THE EXERCISE » Return all lines from the listing below in which the string "name" occurs.

..........

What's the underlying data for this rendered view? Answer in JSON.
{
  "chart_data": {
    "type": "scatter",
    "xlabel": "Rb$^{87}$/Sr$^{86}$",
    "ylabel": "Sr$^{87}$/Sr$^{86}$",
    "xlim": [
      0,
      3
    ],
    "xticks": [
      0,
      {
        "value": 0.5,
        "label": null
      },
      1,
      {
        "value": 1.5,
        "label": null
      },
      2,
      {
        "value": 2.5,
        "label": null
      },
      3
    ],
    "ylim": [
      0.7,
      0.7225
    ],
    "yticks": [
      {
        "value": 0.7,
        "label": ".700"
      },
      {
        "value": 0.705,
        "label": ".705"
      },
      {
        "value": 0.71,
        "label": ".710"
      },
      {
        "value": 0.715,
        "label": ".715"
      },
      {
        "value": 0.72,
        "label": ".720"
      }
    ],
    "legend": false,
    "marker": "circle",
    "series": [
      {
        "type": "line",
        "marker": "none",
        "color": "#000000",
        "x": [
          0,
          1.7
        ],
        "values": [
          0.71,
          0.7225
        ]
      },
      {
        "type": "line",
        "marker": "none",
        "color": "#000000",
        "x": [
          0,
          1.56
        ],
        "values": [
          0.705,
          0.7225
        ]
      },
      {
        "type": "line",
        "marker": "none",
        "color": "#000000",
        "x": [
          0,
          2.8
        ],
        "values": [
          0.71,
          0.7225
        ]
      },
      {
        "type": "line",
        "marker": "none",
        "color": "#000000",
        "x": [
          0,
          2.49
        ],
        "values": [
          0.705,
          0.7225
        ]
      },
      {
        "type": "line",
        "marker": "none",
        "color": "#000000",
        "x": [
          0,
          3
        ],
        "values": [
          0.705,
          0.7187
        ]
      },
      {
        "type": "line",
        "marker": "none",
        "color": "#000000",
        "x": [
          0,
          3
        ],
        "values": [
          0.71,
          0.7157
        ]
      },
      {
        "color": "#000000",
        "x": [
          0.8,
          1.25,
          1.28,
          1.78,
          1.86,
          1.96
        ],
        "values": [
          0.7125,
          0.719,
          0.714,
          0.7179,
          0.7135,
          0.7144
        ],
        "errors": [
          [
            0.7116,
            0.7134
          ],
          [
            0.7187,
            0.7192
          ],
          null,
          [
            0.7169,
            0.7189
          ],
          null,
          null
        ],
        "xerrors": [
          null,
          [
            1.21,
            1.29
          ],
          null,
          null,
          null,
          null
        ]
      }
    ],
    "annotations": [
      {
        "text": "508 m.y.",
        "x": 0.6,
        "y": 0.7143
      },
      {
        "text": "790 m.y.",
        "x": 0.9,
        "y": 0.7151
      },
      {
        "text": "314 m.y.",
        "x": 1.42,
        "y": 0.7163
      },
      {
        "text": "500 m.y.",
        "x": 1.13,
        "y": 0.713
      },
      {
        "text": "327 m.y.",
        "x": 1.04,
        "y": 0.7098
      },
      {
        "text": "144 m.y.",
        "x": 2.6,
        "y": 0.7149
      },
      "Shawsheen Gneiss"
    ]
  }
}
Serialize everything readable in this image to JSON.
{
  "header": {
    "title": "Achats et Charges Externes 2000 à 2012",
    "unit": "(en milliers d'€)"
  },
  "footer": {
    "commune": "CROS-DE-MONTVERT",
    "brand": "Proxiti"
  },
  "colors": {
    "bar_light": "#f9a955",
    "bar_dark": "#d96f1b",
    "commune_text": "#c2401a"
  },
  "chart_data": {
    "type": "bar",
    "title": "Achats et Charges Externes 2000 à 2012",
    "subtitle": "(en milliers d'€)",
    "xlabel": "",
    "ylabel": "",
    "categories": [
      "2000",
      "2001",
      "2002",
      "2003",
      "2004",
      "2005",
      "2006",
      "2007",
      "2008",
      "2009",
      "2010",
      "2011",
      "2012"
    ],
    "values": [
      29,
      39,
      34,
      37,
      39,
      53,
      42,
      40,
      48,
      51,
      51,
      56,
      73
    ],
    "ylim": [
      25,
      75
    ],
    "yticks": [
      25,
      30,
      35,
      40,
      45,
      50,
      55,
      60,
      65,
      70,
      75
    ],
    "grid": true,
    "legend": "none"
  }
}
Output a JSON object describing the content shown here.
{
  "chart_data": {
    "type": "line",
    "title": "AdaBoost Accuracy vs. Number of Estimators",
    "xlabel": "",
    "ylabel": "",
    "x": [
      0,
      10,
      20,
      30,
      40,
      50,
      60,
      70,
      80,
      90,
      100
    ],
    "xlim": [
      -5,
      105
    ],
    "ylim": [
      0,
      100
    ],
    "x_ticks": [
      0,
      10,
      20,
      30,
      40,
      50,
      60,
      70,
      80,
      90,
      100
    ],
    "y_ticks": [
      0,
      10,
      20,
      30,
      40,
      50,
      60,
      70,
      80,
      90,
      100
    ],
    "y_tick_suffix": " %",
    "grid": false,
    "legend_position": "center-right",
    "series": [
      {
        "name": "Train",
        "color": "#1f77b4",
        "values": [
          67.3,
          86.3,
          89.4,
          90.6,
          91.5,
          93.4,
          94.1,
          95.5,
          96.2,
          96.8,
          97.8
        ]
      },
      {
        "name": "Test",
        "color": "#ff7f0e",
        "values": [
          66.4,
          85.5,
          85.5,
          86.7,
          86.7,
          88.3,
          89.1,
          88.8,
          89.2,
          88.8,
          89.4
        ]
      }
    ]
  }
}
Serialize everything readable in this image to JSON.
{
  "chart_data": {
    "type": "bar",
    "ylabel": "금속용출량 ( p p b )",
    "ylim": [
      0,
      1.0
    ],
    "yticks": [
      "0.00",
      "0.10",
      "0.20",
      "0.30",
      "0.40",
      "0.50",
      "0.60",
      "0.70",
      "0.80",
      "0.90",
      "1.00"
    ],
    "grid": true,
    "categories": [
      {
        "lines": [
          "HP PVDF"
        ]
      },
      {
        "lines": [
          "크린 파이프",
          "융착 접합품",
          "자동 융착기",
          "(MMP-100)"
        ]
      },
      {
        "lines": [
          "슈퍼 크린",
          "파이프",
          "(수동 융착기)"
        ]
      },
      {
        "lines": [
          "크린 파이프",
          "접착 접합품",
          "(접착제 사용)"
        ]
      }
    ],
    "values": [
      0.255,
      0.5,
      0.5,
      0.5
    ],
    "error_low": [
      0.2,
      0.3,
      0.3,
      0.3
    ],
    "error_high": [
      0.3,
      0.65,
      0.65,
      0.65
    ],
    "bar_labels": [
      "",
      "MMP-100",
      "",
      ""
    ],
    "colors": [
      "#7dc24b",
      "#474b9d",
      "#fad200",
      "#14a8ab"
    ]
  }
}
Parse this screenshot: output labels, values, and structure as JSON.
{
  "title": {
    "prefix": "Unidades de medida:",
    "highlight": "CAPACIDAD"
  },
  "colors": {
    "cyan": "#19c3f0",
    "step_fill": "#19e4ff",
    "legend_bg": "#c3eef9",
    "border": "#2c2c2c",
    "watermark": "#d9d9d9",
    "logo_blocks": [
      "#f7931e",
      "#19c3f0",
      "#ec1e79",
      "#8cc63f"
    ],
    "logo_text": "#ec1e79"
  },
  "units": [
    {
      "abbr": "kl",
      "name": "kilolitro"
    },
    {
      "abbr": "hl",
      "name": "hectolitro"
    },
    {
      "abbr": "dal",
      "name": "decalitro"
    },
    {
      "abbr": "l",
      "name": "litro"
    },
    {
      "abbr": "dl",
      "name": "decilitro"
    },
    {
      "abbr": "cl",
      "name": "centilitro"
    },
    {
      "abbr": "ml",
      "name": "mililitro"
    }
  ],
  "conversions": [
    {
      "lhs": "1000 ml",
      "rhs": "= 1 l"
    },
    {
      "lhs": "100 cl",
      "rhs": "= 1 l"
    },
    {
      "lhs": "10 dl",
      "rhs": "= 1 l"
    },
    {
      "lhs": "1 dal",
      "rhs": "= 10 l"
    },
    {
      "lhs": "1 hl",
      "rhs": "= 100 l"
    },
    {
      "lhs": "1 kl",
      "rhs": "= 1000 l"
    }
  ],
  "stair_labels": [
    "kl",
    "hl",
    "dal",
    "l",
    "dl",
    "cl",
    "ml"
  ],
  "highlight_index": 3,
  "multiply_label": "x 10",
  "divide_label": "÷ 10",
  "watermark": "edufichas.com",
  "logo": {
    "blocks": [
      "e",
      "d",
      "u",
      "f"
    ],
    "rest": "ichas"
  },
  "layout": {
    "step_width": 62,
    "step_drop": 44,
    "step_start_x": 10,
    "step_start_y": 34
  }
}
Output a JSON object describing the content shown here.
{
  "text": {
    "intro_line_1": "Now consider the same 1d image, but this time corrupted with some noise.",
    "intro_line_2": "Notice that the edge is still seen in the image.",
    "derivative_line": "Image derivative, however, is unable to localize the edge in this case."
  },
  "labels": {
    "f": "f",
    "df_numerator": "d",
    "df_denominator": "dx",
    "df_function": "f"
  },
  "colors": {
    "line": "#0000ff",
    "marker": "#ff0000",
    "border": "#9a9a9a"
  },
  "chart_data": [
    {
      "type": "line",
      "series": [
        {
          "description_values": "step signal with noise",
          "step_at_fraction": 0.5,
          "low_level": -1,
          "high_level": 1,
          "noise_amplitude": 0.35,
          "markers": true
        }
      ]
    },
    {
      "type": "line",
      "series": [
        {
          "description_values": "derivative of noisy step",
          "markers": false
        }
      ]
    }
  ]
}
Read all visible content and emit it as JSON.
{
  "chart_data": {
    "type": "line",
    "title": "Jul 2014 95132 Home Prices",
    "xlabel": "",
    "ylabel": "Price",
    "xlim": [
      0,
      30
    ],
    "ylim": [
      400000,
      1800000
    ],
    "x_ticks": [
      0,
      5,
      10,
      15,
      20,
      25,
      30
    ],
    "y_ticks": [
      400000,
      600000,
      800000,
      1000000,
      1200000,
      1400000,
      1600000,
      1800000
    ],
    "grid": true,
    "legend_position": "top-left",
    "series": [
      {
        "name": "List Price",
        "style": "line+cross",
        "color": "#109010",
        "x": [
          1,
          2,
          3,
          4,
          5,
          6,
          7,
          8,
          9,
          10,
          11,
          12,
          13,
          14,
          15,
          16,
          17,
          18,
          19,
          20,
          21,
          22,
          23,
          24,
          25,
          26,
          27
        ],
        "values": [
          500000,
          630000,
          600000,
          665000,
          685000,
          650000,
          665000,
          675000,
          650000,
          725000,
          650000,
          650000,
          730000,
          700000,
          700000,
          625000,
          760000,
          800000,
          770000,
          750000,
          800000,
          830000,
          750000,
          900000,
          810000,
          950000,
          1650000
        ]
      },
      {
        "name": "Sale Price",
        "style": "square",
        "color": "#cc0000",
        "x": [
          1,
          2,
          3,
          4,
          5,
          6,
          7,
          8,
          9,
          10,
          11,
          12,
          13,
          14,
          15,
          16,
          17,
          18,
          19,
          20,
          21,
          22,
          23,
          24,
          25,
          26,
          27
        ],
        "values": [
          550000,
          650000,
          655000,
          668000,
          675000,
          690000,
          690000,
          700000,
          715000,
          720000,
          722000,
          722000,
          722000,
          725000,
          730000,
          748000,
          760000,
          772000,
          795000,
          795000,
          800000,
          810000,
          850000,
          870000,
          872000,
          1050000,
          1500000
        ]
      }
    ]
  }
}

..........

RESULT »
        "name": "Train",
        "name": "Test",
      "name": "kilolitro"
      "name": "hectolitro"
      "name": "decalitro"
      "name": "litro"
      "name": "decilitro"
      "name": "centilitro"
      "name": "mililitro"
        "name": "List Price",
        "name": "Sale Price",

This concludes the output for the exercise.